▶ SET TASK: From the listing that follows, output everything exactly except the pictures.

▶ INPUT FOR THIS TASK:
-- -- --

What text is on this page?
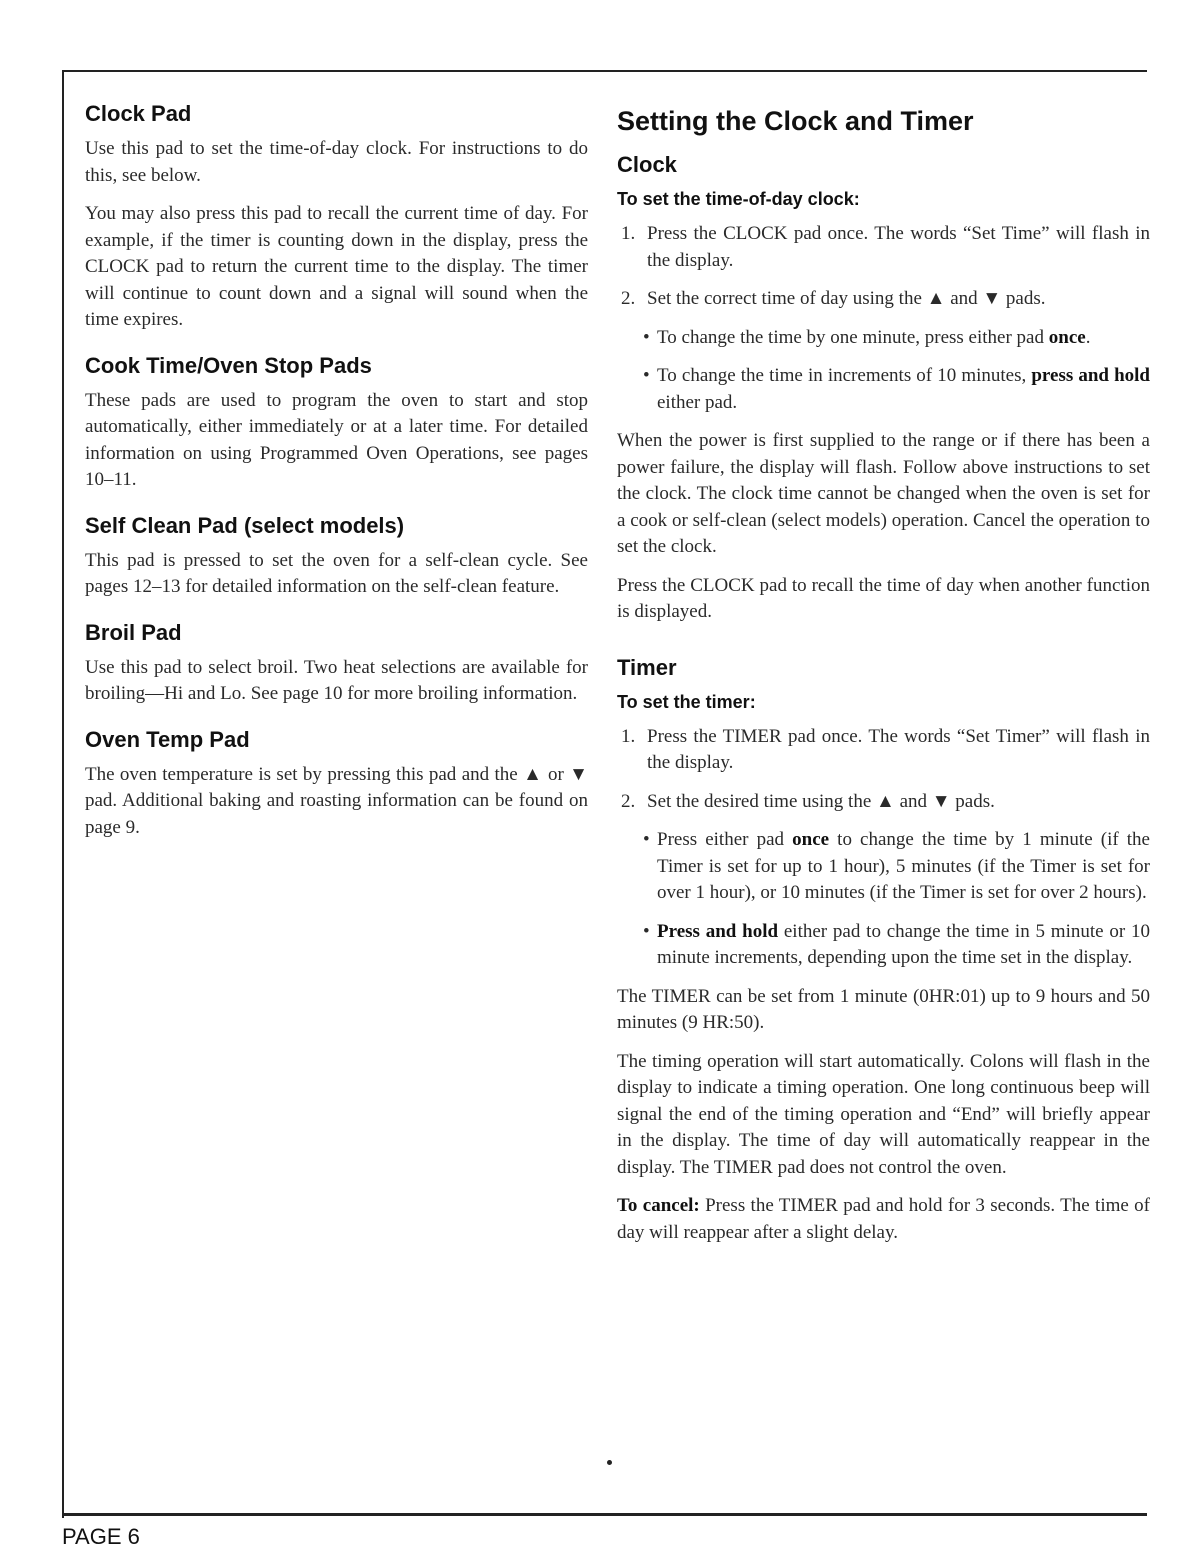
Clock Pad

Use this pad to set the time-of-day clock. For instructions to do this, see below.

You may also press this pad to recall the current time of day. For example, if the timer is counting down in the display, press the CLOCK pad to return the current time to the display. The timer will continue to count down and a signal will sound when the time expires.

Cook Time/Oven Stop Pads

These pads are used to program the oven to start and stop automatically, either immediately or at a later time. For detailed information on using Programmed Oven Operations, see pages 10–11.

Self Clean Pad (select models)

This pad is pressed to set the oven for a self-clean cycle. See pages 12–13 for detailed information on the self-clean feature.

Broil Pad

Use this pad to select broil. Two heat selections are available for broiling—Hi and Lo. See page 10 for more broiling information.

Oven Temp Pad

The oven temperature is set by pressing this pad and the ▲ or ▼ pad. Additional baking and roasting information can be found on page 9.

Setting the Clock and Timer
Clock
To set the time-of-day clock:
1. Press the CLOCK pad once. The words “Set Time” will flash in the display.
2. Set the correct time of day using the ▲ and ▼ pads.
• To change the time by one minute, press either pad once.
• To change the time in increments of 10 minutes, press and hold either pad.

When the power is first supplied to the range or if there has been a power failure, the display will flash. Follow above instructions to set the clock. The clock time cannot be changed when the oven is set for a cook or self-clean (select models) operation. Cancel the operation to set the clock.

Press the CLOCK pad to recall the time of day when another function is displayed.

Timer
To set the timer:
1. Press the TIMER pad once. The words “Set Timer” will flash in the display.
2. Set the desired time using the ▲ and ▼ pads.
• Press either pad once to change the time by 1 minute (if the Timer is set for up to 1 hour), 5 minutes (if the Timer is set for over 1 hour), or 10 minutes (if the Timer is set for over 2 hours).
• Press and hold either pad to change the time in 5 minute or 10 minute increments, depending upon the time set in the display.

The TIMER can be set from 1 minute (0HR:01) up to 9 hours and 50 minutes (9 HR:50).

The timing operation will start automatically. Colons will flash in the display to indicate a timing operation. One long continuous beep will signal the end of the timing operation and “End” will briefly appear in the display. The time of day will automatically reappear in the display. The TIMER pad does not control the oven.

To cancel: Press the TIMER pad and hold for 3 seconds. The time of day will reappear after a slight delay.

PAGE 6
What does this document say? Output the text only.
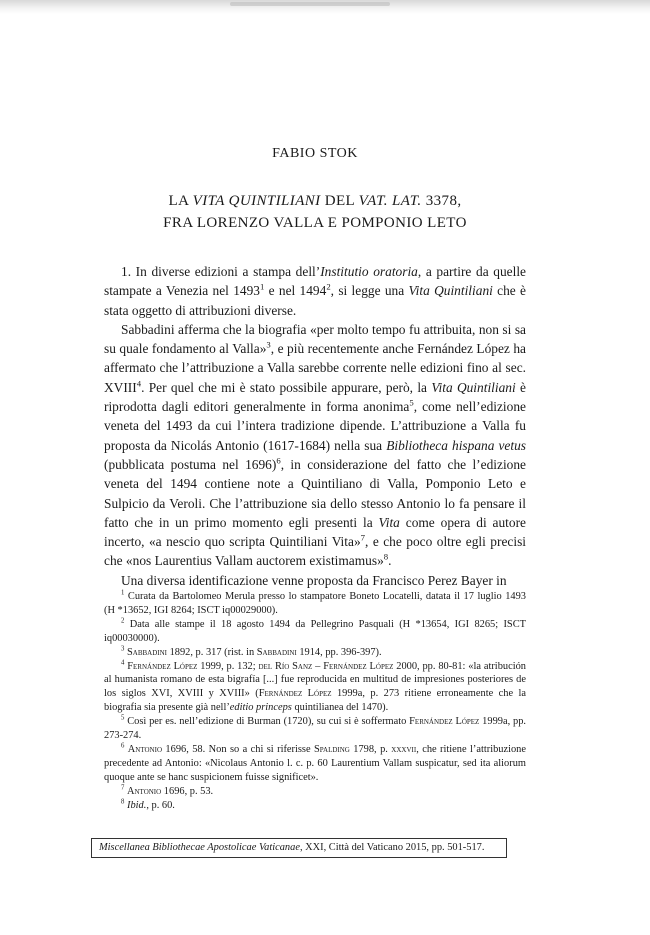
FABIO STOK
LA VITA QUINTILIANI DEL VAT. LAT. 3378,
FRA LORENZO VALLA E POMPONIO LETO

1. In diverse edizioni a stampa dell’Institutio oratoria, a partire da quelle stampate a Venezia nel 1493$^1$ e nel 1494$^2$, si legge una Vita Quintiliani che è stata oggetto di attribuzioni diverse.

Sabbadini afferma che la biografia «per molto tempo fu attribuita, non si sa su quale fondamento al Valla»$^3$, e più recentemente anche Fernández López ha affermato che l’attribuzione a Valla sarebbe corrente nelle edizioni fino al sec. XVIII$^4$. Per quel che mi è stato possibile appurare, però, la Vita Quintiliani è riprodotta dagli editori generalmente in forma anonima$^5$, come nell’edizione veneta del 1493 da cui l’intera tradizione dipende. L’attribuzione a Valla fu proposta da Nicolás Antonio (1617-1684) nella sua Bibliotheca hispana vetus (pubblicata postuma nel 1696)$^6$, in considerazione del fatto che l’edizione veneta del 1494 contiene note a Quintiliano di Valla, Pomponio Leto e Sulpicio da Veroli. Che l’attribuzione sia dello stesso Antonio lo fa pensare il fatto che in un primo momento egli presenti la Vita come opera di autore incerto, «a nescio quo scripta Quintiliani Vita»$^7$, e che poco oltre egli precisi che «nos Laurentius Vallam auctorem existimamus»$^8$.

Una diversa identificazione venne proposta da Francisco Perez Bayer in

$^1$ Curata da Bartolomeo Merula presso lo stampatore Boneto Locatelli, datata il 17 luglio 1493 (H *13652, IGI 8264; ISCT iq00029000).

$^2$ Data alle stampe il 18 agosto 1494 da Pellegrino Pasquali (H *13654, IGI 8265; ISCT iq00030000).

$^3$ Sabbadini 1892, p. 317 (rist. in Sabbadini 1914, pp. 396-397).

$^4$ Fernández López 1999, p. 132; del Río Sanz – Fernández López 2000, pp. 80-81: «la atribución al humanista romano de esta bigrafía [...] fue reproducida en multitud de impresiones posteriores de los siglos XVI, XVIII y XVIII» (Fernández López 1999a, p. 273 ritiene erroneamente che la biografia sia presente già nell’editio princeps quintilianea del 1470).

$^5$ Così per es. nell’edizione di Burman (1720), su cui si è soffermato Fernández López 1999a, pp. 273-274.

$^6$ Antonio 1696, 58. Non so a chi si riferisse Spalding 1798, p. xxxvii, che ritiene l’attribuzione precedente ad Antonio: «Nicolaus Antonio l. c. p. 60 Laurentium Vallam suspicatur, sed ita aliorum quoque ante se hanc suspicionem fuisse significet».

$^7$ Antonio 1696, p. 53.

$^8$ Ibid., p. 60.

Miscellanea Bibliothecae Apostolicae Vaticanae, XXI, Città del Vaticano 2015, pp. 501-517.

-- -- --

▶ SOLUTION FOR THIS TASK:
What text is on this page?
Clock Pad

Use this pad to set the time-of-day clock. For instructions to do this, see below.

You may also press this pad to recall the current time of day. For example, if the timer is counting down in the display, press the CLOCK pad to return the current time to the display. The timer will continue to count down and a signal will sound when the time expires.

Cook Time/Oven Stop Pads

These pads are used to program the oven to start and stop automatically, either immediately or at a later time. For detailed information on using Programmed Oven Operations, see pages 10–11.

Self Clean Pad (select models)

This pad is pressed to set the oven for a self-clean cycle. See pages 12–13 for detailed information on the self-clean feature.

Broil Pad

Use this pad to select broil. Two heat selections are available for broiling—Hi and Lo. See page 10 for more broiling information.

Oven Temp Pad

The oven temperature is set by pressing this pad and the ▲ or ▼ pad. Additional baking and roasting information can be found on page 9.

Setting the Clock and Timer
Clock
To set the time-of-day clock:
1. Press the CLOCK pad once. The words “Set Time” will flash in the display.
2. Set the correct time of day using the ▲ and ▼ pads.
• To change the time by one minute, press either pad once.
• To change the time in increments of 10 minutes, press and hold either pad.

When the power is first supplied to the range or if there has been a power failure, the display will flash. Follow above instructions to set the clock. The clock time cannot be changed when the oven is set for a cook or self-clean (select models) operation. Cancel the operation to set the clock.

Press the CLOCK pad to recall the time of day when another function is displayed.

Timer
To set the timer:
1. Press the TIMER pad once. The words “Set Timer” will flash in the display.
2. Set the desired time using the ▲ and ▼ pads.
• Press either pad once to change the time by 1 minute (if the Timer is set for up to 1 hour), 5 minutes (if the Timer is set for over 1 hour), or 10 minutes (if the Timer is set for over 2 hours).
• Press and hold either pad to change the time in 5 minute or 10 minute increments, depending upon the time set in the display.

The TIMER can be set from 1 minute (0HR:01) up to 9 hours and 50 minutes (9 HR:50).

The timing operation will start automatically. Colons will flash in the display to indicate a timing operation. One long continuous beep will signal the end of the timing operation and “End” will briefly appear in the display. The time of day will automatically reappear in the display. The TIMER pad does not control the oven.

To cancel: Press the TIMER pad and hold for 3 seconds. The time of day will reappear after a slight delay.

PAGE 6
What does this document say? Output the text only.
FABIO STOK
LA VITA QUINTILIANI DEL VAT. LAT. 3378,
FRA LORENZO VALLA E POMPONIO LETO

1. In diverse edizioni a stampa dell’Institutio oratoria, a partire da quelle stampate a Venezia nel 1493$^1$ e nel 1494$^2$, si legge una Vita Quintiliani che è stata oggetto di attribuzioni diverse.

Sabbadini afferma che la biografia «per molto tempo fu attribuita, non si sa su quale fondamento al Valla»$^3$, e più recentemente anche Fernández López ha affermato che l’attribuzione a Valla sarebbe corrente nelle edizioni fino al sec. XVIII$^4$. Per quel che mi è stato possibile appurare, però, la Vita Quintiliani è riprodotta dagli editori generalmente in forma anonima$^5$, come nell’edizione veneta del 1493 da cui l’intera tradizione dipende. L’attribuzione a Valla fu proposta da Nicolás Antonio (1617-1684) nella sua Bibliotheca hispana vetus (pubblicata postuma nel 1696)$^6$, in considerazione del fatto che l’edizione veneta del 1494 contiene note a Quintiliano di Valla, Pomponio Leto e Sulpicio da Veroli. Che l’attribuzione sia dello stesso Antonio lo fa pensare il fatto che in un primo momento egli presenti la Vita come opera di autore incerto, «a nescio quo scripta Quintiliani Vita»$^7$, e che poco oltre egli precisi che «nos Laurentius Vallam auctorem existimamus»$^8$.

Una diversa identificazione venne proposta da Francisco Perez Bayer in

$^1$ Curata da Bartolomeo Merula presso lo stampatore Boneto Locatelli, datata il 17 luglio 1493 (H *13652, IGI 8264; ISCT iq00029000).

$^2$ Data alle stampe il 18 agosto 1494 da Pellegrino Pasquali (H *13654, IGI 8265; ISCT iq00030000).

$^3$ Sabbadini 1892, p. 317 (rist. in Sabbadini 1914, pp. 396-397).

$^4$ Fernández López 1999, p. 132; del Río Sanz – Fernández López 2000, pp. 80-81: «la atribución al humanista romano de esta bigrafía [...] fue reproducida en multitud de impresiones posteriores de los siglos XVI, XVIII y XVIII» (Fernández López 1999a, p. 273 ritiene erroneamente che la biografia sia presente già nell’editio princeps quintilianea del 1470).

$^5$ Così per es. nell’edizione di Burman (1720), su cui si è soffermato Fernández López 1999a, pp. 273-274.

$^6$ Antonio 1696, 58. Non so a chi si riferisse Spalding 1798, p. xxxvii, che ritiene l’attribuzione precedente ad Antonio: «Nicolaus Antonio l. c. p. 60 Laurentium Vallam suspicatur, sed ita aliorum quoque ante se hanc suspicionem fuisse significet».

$^7$ Antonio 1696, p. 53.

$^8$ Ibid., p. 60.

Miscellanea Bibliothecae Apostolicae Vaticanae, XXI, Città del Vaticano 2015, pp. 501-517.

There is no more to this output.